SET EXERCISE: Lines holding the string "Secretaría" are the ones to copy from this listing.

-------- MATERIAL SUPPLIED

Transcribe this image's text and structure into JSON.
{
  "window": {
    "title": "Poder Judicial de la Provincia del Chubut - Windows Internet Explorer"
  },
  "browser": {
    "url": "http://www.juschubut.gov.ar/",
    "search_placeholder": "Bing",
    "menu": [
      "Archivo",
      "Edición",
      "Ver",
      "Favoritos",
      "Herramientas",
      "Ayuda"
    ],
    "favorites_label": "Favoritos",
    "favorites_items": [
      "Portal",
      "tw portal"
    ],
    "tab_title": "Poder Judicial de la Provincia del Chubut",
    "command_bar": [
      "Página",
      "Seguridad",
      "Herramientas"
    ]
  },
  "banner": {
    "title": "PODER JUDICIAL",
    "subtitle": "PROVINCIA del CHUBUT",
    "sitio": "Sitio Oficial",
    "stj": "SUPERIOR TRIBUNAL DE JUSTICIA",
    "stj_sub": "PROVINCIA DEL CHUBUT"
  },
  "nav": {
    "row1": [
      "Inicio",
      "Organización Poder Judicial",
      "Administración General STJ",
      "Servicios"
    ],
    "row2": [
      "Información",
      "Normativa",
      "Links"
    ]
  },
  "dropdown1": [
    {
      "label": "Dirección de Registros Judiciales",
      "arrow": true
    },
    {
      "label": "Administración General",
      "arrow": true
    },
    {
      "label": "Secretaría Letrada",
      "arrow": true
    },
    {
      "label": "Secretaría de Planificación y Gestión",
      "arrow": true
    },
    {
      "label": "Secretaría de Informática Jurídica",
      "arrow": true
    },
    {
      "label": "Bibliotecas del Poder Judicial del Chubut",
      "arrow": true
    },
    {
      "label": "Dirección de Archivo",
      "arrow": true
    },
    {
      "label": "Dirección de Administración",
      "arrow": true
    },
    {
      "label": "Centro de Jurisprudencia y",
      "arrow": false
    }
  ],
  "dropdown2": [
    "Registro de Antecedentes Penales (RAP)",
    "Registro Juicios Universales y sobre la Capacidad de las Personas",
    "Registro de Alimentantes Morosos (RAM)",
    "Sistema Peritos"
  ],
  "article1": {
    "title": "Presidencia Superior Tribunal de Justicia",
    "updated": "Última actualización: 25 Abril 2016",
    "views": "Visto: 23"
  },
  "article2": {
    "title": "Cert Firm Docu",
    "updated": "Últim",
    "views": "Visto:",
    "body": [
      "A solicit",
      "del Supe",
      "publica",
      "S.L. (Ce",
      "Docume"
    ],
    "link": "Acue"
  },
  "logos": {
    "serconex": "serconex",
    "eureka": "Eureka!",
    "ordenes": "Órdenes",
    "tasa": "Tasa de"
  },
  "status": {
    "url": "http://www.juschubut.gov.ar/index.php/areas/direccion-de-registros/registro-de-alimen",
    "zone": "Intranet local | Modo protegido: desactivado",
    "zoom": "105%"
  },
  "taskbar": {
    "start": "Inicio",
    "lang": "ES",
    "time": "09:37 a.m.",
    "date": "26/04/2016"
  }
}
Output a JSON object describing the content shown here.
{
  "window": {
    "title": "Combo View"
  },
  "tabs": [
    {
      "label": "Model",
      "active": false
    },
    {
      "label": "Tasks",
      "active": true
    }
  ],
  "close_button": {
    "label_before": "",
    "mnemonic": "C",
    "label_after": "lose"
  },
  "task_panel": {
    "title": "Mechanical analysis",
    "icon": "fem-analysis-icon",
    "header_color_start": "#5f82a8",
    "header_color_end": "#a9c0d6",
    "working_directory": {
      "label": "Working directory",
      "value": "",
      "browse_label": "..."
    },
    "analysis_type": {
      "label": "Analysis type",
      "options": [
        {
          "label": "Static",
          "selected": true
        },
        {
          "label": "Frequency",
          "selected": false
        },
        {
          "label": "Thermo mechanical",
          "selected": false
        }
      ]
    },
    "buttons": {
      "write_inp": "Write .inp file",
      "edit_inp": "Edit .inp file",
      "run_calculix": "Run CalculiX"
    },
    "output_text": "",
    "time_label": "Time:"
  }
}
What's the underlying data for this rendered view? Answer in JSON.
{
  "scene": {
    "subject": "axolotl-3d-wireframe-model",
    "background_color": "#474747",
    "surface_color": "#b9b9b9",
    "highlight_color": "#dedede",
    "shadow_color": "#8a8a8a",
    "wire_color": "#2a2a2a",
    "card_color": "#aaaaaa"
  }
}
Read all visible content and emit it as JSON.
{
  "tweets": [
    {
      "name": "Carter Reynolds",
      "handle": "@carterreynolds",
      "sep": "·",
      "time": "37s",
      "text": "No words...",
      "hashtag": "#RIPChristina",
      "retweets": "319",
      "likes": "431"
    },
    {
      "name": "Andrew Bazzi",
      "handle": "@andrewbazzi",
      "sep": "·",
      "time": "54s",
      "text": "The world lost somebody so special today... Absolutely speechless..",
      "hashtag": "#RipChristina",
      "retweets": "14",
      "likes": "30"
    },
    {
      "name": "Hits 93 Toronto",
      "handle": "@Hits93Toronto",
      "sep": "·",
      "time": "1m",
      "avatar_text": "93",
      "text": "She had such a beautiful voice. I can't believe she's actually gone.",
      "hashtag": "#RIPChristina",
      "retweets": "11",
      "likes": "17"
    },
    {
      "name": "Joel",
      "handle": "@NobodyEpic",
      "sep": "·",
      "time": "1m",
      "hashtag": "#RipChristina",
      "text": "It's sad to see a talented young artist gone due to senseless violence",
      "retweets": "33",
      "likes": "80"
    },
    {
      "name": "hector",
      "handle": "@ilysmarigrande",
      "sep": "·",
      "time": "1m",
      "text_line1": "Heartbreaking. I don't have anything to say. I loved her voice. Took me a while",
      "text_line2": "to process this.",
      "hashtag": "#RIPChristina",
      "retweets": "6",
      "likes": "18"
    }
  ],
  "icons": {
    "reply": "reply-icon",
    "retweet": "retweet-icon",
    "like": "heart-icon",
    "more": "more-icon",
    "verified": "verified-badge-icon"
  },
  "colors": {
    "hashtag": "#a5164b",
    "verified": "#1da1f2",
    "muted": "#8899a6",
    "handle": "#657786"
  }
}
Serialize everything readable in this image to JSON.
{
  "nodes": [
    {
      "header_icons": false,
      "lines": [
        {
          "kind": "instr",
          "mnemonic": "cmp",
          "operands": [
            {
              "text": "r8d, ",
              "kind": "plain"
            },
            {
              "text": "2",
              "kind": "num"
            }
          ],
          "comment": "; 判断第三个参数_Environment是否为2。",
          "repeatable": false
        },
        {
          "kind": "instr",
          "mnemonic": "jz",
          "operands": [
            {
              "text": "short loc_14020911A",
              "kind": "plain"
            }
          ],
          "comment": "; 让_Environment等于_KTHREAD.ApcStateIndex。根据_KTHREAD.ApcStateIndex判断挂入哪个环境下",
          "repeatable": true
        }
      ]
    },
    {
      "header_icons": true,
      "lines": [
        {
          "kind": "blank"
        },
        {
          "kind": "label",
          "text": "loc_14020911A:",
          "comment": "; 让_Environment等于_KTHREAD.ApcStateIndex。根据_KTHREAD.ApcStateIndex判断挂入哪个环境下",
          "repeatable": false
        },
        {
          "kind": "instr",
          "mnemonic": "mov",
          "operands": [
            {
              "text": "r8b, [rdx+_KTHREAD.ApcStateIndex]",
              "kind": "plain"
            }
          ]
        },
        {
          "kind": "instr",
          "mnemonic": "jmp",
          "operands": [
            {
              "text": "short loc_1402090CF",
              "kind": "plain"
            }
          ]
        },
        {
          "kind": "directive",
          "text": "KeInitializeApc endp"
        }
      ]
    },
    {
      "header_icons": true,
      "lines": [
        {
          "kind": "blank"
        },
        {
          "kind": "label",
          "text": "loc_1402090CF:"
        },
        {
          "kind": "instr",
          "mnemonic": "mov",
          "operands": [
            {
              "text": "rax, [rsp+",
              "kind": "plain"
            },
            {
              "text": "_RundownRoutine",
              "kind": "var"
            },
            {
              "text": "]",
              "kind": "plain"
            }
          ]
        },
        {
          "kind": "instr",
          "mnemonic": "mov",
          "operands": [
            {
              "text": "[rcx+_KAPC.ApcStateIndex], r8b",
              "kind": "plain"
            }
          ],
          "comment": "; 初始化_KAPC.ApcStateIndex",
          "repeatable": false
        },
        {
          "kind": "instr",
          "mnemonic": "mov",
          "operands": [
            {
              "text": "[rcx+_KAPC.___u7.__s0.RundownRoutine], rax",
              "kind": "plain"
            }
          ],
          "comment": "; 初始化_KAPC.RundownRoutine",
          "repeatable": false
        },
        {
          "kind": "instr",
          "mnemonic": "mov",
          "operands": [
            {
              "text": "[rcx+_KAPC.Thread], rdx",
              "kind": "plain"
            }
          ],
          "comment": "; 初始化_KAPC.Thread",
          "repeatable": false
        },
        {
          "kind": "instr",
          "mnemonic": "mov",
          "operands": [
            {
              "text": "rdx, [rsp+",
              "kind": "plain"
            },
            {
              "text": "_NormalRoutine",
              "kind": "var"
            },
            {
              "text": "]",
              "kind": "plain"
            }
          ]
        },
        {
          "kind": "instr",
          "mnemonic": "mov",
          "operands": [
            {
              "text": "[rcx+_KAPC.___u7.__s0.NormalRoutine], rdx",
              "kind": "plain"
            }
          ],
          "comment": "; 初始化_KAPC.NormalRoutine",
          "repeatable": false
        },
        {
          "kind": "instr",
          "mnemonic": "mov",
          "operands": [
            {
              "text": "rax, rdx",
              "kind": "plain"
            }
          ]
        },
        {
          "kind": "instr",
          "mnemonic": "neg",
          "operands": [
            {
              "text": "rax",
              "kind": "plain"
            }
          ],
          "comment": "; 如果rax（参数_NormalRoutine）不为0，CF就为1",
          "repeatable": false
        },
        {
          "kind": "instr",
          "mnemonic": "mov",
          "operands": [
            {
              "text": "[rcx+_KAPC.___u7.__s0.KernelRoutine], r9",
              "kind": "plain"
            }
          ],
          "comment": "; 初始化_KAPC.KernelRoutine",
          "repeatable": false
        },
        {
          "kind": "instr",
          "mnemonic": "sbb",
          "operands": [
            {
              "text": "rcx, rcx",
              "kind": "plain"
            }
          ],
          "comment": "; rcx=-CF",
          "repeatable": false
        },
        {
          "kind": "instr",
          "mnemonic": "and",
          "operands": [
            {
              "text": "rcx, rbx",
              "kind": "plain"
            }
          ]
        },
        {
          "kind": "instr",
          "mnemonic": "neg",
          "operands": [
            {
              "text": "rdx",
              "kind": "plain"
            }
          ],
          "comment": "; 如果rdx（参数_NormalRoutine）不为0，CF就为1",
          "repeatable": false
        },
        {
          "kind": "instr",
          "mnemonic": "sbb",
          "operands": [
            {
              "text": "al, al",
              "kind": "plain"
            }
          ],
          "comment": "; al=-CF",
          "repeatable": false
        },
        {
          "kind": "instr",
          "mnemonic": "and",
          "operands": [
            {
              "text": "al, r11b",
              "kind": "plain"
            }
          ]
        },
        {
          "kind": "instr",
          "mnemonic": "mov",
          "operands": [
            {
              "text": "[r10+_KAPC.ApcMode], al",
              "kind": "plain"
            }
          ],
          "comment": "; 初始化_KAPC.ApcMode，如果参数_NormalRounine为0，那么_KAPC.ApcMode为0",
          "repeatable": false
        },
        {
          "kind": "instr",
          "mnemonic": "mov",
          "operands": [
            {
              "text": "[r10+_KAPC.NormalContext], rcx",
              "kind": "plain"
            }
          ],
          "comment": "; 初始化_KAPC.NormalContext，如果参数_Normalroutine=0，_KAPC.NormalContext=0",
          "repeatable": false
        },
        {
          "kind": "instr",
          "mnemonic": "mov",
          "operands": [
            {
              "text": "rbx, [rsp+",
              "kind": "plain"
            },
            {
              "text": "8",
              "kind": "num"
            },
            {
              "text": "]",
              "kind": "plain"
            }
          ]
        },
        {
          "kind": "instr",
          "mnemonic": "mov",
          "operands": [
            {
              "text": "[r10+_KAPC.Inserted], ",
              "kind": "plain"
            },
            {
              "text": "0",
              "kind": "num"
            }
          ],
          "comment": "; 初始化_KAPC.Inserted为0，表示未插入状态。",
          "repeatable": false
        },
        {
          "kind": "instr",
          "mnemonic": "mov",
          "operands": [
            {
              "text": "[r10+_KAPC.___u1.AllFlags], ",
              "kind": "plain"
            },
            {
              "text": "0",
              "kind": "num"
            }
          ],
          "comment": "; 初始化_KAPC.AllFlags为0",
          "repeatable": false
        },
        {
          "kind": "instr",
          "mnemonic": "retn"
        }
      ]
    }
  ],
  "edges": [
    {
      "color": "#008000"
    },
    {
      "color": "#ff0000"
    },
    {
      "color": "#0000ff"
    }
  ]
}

----------------

RESPONSE TO THE EXERCISE:
      "label": "Secretaría Letrada",
      "label": "Secretaría de Planificación y Gestión",
      "label": "Secretaría de Informática Jurídica",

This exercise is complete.